• Problem requirements:
Take each line containing the word "Antonio" and copy it.

-------------------------

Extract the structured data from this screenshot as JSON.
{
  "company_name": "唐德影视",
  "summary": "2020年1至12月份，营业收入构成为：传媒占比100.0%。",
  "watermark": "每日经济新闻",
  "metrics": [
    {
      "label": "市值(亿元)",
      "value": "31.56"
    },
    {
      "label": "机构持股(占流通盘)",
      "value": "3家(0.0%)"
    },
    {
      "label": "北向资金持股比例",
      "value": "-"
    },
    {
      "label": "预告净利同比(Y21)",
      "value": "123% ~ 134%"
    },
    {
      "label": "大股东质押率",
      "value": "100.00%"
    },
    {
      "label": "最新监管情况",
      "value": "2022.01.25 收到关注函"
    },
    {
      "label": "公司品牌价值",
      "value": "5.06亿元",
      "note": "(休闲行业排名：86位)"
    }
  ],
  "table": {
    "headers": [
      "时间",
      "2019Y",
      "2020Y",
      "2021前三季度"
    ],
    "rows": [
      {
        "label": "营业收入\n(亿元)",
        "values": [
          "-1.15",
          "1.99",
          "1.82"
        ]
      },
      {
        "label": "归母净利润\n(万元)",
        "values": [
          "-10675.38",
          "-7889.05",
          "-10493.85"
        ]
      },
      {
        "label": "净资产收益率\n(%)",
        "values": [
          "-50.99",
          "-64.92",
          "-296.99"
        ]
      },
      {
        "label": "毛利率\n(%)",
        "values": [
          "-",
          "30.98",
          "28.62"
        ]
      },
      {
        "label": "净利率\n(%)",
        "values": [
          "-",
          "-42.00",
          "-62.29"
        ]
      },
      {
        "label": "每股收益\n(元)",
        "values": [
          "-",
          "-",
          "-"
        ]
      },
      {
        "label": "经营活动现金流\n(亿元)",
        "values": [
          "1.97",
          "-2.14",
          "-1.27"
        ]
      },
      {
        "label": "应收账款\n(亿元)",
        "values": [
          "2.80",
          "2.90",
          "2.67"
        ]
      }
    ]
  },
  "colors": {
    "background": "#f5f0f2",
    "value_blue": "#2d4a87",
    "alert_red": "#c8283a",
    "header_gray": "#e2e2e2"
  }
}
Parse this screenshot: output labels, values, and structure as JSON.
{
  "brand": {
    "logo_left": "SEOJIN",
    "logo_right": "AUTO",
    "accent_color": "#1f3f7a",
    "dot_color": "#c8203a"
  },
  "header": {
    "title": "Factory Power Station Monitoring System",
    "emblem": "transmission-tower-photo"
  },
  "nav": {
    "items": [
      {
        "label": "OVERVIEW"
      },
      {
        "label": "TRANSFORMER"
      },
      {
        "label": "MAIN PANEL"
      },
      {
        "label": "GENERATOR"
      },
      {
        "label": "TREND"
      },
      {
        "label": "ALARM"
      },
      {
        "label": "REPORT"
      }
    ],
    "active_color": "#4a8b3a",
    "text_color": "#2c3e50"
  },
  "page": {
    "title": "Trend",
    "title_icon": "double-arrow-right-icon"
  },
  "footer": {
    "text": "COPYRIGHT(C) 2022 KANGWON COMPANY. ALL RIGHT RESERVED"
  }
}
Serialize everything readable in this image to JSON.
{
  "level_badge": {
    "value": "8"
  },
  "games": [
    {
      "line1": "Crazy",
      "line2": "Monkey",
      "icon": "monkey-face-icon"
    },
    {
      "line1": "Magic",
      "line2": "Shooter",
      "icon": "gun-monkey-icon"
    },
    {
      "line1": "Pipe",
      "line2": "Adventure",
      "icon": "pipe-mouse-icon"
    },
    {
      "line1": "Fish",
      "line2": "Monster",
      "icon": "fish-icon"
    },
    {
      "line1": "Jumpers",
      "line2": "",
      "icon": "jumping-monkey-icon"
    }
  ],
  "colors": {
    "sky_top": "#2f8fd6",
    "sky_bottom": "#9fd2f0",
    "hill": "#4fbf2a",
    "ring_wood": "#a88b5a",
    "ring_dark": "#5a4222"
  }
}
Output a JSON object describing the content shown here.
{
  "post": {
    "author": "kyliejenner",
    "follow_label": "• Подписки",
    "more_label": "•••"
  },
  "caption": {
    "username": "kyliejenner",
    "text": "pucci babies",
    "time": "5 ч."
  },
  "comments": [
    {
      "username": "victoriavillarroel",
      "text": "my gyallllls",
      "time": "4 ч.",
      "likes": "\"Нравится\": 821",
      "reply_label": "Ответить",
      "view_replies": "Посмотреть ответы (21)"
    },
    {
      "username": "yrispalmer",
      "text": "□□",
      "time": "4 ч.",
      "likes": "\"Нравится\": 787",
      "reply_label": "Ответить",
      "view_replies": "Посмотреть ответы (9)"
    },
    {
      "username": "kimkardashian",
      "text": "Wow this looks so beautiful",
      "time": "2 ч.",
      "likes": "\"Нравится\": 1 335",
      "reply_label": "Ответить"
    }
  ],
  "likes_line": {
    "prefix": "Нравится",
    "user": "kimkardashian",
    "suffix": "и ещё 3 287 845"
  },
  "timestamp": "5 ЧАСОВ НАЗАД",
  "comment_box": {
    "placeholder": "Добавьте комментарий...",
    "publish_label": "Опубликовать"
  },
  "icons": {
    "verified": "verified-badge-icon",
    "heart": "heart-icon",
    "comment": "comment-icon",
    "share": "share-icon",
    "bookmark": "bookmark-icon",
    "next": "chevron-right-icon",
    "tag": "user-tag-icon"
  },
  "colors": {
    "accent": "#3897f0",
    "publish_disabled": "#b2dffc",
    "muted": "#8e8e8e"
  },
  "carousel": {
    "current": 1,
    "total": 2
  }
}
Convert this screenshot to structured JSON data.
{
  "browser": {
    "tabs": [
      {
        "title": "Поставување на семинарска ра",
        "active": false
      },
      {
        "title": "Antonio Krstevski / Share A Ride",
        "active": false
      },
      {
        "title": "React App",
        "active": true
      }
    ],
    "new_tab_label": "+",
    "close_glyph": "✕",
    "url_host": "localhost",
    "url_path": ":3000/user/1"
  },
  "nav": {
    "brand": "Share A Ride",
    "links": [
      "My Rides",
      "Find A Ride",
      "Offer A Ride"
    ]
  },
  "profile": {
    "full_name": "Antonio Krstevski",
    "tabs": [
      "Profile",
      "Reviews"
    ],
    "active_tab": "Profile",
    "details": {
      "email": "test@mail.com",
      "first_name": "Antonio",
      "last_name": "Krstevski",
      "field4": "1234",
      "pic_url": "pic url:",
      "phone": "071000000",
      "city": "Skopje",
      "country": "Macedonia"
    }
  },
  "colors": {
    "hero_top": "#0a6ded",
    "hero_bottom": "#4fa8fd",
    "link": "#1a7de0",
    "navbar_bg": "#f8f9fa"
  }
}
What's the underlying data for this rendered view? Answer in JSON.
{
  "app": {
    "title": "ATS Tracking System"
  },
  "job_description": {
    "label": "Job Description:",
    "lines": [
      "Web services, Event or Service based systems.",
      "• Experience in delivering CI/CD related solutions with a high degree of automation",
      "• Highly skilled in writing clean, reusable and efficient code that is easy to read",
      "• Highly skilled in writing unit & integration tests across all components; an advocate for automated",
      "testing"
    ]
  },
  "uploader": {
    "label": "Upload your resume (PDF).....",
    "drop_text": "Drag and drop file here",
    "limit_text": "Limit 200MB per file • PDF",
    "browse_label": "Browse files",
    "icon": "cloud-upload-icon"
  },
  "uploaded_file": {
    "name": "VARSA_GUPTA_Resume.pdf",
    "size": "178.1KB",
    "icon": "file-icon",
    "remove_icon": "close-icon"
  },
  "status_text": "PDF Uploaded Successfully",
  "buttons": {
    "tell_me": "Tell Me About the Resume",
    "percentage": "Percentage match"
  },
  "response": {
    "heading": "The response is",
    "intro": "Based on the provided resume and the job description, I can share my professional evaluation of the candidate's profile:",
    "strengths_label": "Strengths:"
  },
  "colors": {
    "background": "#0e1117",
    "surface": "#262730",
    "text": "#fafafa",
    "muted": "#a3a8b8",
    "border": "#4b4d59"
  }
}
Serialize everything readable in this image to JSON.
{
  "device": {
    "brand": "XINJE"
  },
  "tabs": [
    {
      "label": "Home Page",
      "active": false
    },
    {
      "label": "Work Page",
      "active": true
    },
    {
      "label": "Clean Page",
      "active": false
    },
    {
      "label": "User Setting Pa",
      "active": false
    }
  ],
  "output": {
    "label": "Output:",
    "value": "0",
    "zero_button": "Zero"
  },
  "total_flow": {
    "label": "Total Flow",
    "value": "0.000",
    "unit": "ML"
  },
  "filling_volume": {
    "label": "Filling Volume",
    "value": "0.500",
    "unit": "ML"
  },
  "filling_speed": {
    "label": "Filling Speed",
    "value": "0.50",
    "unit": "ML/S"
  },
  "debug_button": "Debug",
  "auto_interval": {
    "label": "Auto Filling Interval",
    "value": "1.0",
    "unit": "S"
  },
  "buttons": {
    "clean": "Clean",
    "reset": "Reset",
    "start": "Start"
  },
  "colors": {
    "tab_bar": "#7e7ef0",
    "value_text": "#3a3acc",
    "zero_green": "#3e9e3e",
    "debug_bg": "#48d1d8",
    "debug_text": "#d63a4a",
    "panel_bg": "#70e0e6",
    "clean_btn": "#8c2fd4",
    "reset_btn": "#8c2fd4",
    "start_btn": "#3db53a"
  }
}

-------------------------

• The response:
        "title": "Antonio Krstevski / Share A Ride",
    "full_name": "Antonio Krstevski",
      "first_name": "Antonio",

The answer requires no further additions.